# DATA TO PROCESS start
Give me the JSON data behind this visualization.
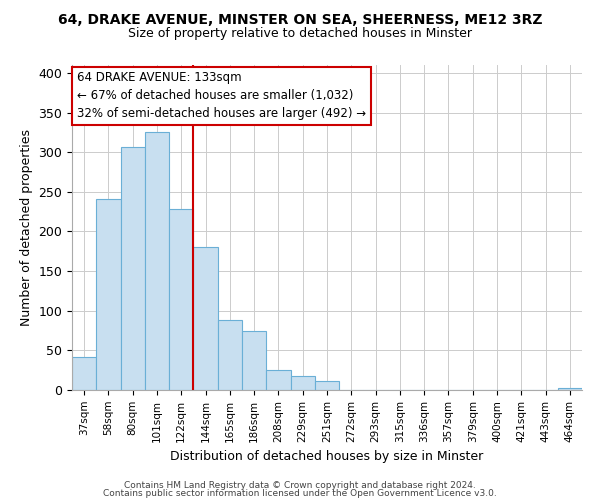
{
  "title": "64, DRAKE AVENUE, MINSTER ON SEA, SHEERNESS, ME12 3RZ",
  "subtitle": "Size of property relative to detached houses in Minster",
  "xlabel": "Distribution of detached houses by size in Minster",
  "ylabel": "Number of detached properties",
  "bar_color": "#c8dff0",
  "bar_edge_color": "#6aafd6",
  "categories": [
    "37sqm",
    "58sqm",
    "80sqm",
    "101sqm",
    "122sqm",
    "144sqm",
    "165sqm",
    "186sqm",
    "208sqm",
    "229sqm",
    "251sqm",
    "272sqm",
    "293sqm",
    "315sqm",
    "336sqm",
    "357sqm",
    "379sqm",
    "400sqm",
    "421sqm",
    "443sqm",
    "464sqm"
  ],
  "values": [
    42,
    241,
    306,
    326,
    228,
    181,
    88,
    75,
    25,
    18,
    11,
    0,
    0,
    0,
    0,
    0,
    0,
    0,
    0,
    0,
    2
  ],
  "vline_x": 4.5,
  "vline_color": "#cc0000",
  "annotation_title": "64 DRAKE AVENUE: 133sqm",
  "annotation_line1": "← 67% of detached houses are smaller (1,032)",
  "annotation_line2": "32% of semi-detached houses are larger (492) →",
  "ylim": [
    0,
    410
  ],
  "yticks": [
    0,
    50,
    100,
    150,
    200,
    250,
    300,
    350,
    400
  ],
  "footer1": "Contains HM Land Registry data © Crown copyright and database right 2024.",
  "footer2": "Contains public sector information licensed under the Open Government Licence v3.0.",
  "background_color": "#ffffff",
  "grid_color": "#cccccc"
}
# DATA TO PROCESS end
▶ **WRITTEN TASK**
Transcribe all of the entries word for word, but skip any pictures they contain.

▶ **TASK OUTPUT**
Give me the JSON data behind this visualization.
{
  "title": "64, DRAKE AVENUE, MINSTER ON SEA, SHEERNESS, ME12 3RZ",
  "subtitle": "Size of property relative to detached houses in Minster",
  "xlabel": "Distribution of detached houses by size in Minster",
  "ylabel": "Number of detached properties",
  "bar_color": "#c8dff0",
  "bar_edge_color": "#6aafd6",
  "categories": [
    "37sqm",
    "58sqm",
    "80sqm",
    "101sqm",
    "122sqm",
    "144sqm",
    "165sqm",
    "186sqm",
    "208sqm",
    "229sqm",
    "251sqm",
    "272sqm",
    "293sqm",
    "315sqm",
    "336sqm",
    "357sqm",
    "379sqm",
    "400sqm",
    "421sqm",
    "443sqm",
    "464sqm"
  ],
  "values": [
    42,
    241,
    306,
    326,
    228,
    181,
    88,
    75,
    25,
    18,
    11,
    0,
    0,
    0,
    0,
    0,
    0,
    0,
    0,
    0,
    2
  ],
  "vline_x": 4.5,
  "vline_color": "#cc0000",
  "annotation_title": "64 DRAKE AVENUE: 133sqm",
  "annotation_line1": "← 67% of detached houses are smaller (1,032)",
  "annotation_line2": "32% of semi-detached houses are larger (492) →",
  "ylim": [
    0,
    410
  ],
  "yticks": [
    0,
    50,
    100,
    150,
    200,
    250,
    300,
    350,
    400
  ],
  "footer1": "Contains HM Land Registry data © Crown copyright and database right 2024.",
  "footer2": "Contains public sector information licensed under the Open Government Licence v3.0.",
  "background_color": "#ffffff",
  "grid_color": "#cccccc"
}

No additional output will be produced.